• INSTRUCTIONS FOR THE TASK
Scan the data below for the string "Bootstrap". Copy every line where it appears.

[Figure dataset records]
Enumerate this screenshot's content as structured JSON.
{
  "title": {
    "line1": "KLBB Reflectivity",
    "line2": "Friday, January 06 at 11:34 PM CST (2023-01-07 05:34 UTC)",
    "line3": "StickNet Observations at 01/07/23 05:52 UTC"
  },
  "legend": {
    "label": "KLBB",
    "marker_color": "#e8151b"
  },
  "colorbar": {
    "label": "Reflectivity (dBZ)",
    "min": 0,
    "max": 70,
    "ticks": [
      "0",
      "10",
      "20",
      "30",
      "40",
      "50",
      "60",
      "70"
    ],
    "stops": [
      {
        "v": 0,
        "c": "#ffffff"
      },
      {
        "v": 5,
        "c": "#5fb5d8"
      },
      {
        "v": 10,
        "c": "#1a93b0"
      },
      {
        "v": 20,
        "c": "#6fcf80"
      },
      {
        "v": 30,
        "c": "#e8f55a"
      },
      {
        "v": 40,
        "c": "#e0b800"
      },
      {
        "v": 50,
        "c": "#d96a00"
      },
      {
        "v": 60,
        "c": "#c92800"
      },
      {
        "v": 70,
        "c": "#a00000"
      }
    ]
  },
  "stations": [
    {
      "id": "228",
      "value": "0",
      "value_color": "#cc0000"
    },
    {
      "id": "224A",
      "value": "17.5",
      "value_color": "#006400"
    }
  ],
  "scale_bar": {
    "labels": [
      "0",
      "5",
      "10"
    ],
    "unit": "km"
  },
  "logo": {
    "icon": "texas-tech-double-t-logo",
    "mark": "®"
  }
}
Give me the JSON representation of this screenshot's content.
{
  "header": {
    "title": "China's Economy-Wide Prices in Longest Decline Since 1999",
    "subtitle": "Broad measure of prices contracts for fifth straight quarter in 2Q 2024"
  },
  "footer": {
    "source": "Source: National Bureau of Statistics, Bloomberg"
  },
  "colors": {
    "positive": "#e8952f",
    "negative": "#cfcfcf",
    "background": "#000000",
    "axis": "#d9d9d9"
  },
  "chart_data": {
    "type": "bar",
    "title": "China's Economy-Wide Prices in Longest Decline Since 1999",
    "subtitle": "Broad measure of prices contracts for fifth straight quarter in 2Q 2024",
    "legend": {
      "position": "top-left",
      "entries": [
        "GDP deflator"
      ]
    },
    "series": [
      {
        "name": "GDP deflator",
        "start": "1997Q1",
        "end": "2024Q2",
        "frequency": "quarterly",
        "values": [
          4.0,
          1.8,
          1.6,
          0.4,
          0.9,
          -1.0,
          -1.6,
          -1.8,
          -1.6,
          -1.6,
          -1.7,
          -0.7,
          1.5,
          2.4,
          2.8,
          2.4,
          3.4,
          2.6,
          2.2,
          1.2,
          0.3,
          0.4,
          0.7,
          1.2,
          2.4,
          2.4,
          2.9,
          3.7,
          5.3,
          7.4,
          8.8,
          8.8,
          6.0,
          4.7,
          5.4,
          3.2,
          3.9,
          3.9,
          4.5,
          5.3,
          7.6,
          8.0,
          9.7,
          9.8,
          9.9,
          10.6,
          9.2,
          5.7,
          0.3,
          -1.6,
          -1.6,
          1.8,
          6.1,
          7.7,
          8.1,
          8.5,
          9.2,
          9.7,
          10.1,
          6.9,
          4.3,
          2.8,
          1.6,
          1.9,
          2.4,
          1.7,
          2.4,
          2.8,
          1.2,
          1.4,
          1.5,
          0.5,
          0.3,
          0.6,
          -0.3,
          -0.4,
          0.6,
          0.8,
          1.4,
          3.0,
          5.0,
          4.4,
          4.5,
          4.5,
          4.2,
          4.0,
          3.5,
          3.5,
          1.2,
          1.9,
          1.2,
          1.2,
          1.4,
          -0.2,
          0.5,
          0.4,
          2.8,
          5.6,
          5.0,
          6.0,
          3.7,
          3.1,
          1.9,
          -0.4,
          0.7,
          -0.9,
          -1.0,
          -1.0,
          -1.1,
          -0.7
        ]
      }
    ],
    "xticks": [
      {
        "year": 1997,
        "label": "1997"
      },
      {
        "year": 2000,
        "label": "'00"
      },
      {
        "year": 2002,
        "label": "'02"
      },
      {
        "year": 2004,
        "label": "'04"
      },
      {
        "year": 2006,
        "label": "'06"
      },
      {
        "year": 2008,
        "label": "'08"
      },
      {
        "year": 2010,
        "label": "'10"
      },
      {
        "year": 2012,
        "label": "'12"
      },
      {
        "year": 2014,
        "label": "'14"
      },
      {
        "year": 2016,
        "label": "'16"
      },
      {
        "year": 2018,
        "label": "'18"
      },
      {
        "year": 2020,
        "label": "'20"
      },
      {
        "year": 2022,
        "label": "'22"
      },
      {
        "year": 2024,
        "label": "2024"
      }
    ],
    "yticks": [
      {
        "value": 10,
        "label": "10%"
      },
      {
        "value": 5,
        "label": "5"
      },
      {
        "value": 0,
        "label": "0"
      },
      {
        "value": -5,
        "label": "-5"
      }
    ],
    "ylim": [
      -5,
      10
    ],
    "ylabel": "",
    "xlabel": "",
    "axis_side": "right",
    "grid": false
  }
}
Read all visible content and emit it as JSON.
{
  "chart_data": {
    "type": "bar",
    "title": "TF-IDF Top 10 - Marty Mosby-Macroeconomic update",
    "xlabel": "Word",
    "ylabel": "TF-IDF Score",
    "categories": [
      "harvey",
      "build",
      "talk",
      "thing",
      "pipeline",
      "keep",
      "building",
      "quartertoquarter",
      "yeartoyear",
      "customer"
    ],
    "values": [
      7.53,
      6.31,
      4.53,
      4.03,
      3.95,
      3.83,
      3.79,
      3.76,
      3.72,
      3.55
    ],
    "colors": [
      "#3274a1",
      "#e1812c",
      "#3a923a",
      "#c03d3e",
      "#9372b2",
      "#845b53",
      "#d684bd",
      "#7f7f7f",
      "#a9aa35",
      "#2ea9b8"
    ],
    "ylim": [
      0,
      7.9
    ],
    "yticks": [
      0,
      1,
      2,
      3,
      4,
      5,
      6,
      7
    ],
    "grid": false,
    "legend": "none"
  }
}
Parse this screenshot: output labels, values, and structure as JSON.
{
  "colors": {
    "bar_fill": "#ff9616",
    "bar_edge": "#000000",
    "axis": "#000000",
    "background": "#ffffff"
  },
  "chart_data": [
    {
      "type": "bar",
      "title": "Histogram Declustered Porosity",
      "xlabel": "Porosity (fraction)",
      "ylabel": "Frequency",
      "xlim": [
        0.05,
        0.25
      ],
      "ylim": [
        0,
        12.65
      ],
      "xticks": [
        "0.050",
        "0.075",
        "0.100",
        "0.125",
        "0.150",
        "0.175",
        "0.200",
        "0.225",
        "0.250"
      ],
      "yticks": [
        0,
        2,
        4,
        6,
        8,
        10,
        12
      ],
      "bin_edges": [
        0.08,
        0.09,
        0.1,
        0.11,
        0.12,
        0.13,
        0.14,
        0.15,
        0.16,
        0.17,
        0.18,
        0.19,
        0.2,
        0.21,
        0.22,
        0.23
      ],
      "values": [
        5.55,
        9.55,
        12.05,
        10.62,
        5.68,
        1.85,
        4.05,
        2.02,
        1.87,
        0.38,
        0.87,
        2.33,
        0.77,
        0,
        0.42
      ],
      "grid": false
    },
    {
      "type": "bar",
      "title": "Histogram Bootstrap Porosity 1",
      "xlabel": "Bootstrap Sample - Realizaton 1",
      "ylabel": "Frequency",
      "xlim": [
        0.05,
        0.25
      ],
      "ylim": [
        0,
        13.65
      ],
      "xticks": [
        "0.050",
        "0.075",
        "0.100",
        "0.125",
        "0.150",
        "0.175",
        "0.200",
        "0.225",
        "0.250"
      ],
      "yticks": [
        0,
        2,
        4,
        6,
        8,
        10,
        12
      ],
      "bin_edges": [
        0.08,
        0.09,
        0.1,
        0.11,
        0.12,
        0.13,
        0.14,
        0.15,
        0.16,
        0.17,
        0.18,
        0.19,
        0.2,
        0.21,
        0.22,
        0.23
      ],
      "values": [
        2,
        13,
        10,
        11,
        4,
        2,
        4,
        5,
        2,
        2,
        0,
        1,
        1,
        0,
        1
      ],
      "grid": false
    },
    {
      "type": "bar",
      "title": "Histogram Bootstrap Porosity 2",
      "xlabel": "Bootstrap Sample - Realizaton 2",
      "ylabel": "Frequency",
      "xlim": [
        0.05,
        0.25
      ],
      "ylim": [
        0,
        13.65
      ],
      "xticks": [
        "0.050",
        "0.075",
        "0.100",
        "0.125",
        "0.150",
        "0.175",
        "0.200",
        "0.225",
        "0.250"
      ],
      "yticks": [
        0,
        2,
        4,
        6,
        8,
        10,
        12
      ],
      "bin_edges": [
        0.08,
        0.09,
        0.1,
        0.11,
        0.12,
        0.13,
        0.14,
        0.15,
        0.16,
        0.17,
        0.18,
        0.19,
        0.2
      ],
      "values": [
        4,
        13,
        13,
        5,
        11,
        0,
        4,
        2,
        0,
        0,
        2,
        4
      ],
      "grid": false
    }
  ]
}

• ANSWER TO THIS EXERCISE
      "title": "Histogram Bootstrap Porosity 1",
      "xlabel": "Bootstrap Sample - Realizaton 1",
      "title": "Histogram Bootstrap Porosity 2",
      "xlabel": "Bootstrap Sample - Realizaton 2",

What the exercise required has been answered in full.